What you have to do: List the lines of data from the start through the line containing "data-marks — [206, 75, 873, 776]", inclusive, as a numbered list, leaving out blank lines.

Element-and-box listings:
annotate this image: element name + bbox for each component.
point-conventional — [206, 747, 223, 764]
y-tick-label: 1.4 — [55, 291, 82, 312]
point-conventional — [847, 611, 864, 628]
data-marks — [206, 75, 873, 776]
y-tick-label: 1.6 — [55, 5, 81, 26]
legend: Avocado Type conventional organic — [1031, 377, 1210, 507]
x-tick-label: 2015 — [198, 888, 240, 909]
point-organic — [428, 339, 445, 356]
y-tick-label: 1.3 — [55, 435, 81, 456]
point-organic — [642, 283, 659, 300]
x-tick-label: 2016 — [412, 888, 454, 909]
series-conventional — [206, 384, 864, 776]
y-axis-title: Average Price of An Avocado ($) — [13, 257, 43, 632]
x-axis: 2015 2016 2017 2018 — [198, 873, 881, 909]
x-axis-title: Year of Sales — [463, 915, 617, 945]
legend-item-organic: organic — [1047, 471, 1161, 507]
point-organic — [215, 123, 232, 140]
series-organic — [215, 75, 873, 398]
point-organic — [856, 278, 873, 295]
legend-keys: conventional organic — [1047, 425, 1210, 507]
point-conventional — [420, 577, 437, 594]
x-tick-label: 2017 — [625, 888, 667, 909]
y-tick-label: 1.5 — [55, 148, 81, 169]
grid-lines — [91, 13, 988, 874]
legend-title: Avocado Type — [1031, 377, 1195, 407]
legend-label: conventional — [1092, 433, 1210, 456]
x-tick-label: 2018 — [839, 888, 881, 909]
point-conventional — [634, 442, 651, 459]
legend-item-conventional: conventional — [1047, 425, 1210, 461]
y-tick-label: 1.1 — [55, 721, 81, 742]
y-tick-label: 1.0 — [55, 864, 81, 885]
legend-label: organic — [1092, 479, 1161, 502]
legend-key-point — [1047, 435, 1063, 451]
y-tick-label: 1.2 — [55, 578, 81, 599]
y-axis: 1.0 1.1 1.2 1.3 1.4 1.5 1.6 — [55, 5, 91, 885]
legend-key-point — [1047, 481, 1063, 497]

Solution for this task:
1. annotate this image: element name + bbox for each component.
2. point-conventional — [206, 747, 223, 764]
3. y-tick-label: 1.4 — [55, 291, 82, 312]
4. point-conventional — [847, 611, 864, 628]
5. data-marks — [206, 75, 873, 776]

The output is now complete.